Entries with figure data:
-- -- --

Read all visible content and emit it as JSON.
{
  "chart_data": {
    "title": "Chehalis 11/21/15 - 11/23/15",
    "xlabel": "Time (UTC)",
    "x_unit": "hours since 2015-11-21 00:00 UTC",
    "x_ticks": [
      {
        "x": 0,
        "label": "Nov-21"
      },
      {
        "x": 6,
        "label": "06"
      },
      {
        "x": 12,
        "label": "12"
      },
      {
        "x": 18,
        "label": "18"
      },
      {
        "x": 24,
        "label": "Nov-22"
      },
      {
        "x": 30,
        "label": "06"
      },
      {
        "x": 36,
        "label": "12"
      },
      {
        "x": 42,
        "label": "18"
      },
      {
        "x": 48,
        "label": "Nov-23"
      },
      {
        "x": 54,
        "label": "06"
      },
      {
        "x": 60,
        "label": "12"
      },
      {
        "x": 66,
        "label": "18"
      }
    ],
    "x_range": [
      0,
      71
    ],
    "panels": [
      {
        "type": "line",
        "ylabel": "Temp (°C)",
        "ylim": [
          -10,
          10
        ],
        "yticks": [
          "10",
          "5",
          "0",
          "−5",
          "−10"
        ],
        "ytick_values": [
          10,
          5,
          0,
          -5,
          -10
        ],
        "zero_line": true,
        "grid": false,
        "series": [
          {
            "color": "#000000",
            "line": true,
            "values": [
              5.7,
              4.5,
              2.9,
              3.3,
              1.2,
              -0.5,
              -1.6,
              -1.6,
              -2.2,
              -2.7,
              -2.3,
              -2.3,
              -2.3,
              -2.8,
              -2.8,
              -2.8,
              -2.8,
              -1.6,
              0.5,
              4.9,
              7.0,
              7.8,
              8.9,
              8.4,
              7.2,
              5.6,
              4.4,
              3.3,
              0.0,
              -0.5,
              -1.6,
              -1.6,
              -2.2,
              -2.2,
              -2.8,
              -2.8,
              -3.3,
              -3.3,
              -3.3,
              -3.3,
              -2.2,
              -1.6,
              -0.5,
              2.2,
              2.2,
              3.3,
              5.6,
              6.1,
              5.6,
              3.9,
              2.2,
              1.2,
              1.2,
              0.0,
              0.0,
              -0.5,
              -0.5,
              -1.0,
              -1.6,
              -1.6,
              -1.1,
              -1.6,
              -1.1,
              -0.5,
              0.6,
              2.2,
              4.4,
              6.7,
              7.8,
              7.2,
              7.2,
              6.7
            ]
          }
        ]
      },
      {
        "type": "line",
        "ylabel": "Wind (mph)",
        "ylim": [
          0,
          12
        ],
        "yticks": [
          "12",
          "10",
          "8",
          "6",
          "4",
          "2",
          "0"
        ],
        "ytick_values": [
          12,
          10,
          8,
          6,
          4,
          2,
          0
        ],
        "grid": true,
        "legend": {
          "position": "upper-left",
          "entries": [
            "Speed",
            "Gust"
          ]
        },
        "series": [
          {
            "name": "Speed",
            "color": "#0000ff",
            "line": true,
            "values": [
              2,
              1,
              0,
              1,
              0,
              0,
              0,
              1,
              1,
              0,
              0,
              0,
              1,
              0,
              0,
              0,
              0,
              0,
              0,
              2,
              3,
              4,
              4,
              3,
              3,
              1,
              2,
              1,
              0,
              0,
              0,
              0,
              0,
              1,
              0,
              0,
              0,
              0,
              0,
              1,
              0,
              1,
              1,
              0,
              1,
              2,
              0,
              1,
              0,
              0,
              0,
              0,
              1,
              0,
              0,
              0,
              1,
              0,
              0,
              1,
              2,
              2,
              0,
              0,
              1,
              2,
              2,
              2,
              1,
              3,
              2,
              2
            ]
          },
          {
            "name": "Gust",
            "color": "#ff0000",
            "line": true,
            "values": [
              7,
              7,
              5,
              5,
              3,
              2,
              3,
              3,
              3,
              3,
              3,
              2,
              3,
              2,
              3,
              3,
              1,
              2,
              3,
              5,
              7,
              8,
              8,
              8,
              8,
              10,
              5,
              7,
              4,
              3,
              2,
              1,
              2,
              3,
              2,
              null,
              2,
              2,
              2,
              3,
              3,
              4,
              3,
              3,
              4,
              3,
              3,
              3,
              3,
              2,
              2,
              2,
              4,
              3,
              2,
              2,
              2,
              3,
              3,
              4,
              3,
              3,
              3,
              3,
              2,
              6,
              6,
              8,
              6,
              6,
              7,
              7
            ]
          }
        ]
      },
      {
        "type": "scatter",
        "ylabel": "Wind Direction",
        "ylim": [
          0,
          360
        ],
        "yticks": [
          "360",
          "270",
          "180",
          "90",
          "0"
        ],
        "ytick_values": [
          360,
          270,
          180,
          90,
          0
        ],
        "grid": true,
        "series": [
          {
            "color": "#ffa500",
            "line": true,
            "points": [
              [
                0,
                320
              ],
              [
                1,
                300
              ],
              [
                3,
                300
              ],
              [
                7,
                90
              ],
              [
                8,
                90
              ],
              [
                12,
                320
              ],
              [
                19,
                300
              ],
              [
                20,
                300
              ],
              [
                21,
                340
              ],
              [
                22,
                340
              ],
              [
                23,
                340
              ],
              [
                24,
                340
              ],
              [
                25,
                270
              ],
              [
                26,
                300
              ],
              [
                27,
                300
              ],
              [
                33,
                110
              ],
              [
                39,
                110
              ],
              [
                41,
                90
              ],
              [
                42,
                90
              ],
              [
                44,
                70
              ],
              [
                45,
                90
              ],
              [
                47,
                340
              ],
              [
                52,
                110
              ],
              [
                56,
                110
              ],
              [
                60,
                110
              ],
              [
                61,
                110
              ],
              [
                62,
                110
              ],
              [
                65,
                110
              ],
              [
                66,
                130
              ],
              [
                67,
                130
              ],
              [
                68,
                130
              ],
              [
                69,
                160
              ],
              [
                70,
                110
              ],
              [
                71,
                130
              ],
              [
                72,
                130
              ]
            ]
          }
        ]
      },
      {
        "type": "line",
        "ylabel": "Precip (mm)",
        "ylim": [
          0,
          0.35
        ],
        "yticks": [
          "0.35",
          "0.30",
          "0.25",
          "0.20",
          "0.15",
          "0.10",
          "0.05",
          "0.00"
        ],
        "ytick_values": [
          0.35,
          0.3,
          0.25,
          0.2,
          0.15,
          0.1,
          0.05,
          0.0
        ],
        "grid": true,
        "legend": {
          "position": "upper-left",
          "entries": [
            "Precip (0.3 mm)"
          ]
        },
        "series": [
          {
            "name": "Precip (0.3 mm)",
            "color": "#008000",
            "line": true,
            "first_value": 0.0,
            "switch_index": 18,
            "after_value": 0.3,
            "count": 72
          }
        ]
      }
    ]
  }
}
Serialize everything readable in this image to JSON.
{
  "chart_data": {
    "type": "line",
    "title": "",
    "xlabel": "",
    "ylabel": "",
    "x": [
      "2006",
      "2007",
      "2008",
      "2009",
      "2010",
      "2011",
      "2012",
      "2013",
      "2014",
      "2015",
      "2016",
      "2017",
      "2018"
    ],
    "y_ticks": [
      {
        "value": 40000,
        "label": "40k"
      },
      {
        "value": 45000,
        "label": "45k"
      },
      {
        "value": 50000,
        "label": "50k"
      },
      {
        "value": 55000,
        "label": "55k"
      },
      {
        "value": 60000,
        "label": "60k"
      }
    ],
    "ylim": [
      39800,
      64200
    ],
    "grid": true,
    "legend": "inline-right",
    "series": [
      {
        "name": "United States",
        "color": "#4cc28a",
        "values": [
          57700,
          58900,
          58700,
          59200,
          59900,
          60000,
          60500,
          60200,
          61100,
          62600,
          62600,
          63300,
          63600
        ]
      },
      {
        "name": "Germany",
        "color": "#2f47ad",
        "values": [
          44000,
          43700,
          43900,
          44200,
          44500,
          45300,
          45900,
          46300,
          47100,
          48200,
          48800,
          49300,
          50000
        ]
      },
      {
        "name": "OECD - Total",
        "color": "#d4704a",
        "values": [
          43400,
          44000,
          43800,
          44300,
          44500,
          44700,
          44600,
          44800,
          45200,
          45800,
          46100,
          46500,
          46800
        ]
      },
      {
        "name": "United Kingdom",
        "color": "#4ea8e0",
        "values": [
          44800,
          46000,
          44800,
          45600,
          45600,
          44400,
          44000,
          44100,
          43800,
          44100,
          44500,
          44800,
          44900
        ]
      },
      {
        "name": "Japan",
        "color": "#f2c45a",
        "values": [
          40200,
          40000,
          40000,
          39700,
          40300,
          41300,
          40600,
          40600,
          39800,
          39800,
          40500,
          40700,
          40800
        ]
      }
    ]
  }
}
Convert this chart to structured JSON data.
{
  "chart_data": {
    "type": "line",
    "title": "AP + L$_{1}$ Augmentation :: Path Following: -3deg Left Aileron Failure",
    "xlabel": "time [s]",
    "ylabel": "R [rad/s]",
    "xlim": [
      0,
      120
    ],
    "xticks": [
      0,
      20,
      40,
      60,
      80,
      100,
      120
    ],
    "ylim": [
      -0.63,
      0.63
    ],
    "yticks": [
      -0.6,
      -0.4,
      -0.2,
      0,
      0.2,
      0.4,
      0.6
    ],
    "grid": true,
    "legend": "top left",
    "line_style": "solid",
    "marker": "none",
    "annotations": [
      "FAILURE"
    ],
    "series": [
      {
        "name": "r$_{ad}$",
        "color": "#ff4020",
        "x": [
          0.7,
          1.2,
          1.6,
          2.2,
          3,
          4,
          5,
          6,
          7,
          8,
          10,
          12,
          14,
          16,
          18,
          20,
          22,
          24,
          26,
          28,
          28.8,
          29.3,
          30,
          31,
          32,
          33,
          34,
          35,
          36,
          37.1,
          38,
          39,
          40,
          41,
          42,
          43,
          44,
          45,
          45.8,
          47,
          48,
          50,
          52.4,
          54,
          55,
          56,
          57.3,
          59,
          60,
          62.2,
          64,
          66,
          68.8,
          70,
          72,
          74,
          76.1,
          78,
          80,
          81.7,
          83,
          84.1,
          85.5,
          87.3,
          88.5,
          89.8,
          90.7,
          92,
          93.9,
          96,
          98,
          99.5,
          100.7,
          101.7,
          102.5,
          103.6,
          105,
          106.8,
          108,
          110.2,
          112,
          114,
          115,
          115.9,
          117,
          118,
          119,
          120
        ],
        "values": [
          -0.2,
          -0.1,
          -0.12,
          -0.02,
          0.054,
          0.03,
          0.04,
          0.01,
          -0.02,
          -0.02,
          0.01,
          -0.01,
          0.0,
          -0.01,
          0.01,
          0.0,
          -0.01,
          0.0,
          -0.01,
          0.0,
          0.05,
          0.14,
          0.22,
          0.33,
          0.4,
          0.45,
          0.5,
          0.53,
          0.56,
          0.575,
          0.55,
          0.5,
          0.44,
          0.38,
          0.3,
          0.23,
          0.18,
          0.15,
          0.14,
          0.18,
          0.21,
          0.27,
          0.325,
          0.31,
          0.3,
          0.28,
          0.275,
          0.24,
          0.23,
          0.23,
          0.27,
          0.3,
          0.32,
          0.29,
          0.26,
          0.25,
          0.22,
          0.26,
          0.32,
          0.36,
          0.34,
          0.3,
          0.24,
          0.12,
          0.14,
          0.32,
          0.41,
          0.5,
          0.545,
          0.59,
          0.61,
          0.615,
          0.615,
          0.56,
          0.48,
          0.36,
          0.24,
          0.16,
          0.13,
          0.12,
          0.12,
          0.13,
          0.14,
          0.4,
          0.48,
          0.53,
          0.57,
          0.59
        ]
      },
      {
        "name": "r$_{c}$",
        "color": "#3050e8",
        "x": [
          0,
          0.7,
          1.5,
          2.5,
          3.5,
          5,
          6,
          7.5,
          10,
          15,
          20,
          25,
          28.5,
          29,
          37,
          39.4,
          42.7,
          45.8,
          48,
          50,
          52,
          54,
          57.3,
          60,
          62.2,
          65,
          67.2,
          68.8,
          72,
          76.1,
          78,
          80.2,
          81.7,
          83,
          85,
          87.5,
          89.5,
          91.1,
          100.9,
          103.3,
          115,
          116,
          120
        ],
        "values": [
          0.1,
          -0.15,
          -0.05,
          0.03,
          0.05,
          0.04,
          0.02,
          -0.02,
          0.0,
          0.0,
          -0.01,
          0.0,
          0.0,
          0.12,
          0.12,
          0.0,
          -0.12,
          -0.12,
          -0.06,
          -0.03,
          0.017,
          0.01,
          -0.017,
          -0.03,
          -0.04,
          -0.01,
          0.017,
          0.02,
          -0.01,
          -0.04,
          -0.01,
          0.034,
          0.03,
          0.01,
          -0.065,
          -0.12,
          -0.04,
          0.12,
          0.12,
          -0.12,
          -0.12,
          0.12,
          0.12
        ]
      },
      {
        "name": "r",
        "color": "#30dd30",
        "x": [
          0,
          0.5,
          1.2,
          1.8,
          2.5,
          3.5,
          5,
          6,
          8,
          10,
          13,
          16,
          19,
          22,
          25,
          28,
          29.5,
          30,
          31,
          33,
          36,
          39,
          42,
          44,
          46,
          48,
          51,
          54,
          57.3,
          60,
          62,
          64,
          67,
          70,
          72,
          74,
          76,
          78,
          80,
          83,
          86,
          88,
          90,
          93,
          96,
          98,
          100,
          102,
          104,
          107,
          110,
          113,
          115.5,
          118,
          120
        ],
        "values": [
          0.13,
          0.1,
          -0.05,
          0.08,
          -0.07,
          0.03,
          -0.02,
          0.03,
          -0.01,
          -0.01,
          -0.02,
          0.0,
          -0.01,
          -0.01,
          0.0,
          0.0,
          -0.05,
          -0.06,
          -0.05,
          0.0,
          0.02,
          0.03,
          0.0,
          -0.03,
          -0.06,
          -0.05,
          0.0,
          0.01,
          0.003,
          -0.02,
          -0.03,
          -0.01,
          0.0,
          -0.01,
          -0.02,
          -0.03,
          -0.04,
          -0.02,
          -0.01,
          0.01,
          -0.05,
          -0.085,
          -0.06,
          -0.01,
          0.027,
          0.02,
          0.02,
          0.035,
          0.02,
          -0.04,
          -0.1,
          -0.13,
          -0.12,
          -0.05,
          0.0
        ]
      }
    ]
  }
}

-- -- --

Written problem: Go through the data above and find the lines with the word "ylabel". Copy each of those lines.

Exercise answer:
        "ylabel": "Temp (°C)",
        "ylabel": "Wind (mph)",
        "ylabel": "Wind Direction",
        "ylabel": "Precip (mm)",
    "ylabel": "",
    "ylabel": "R [rad/s]",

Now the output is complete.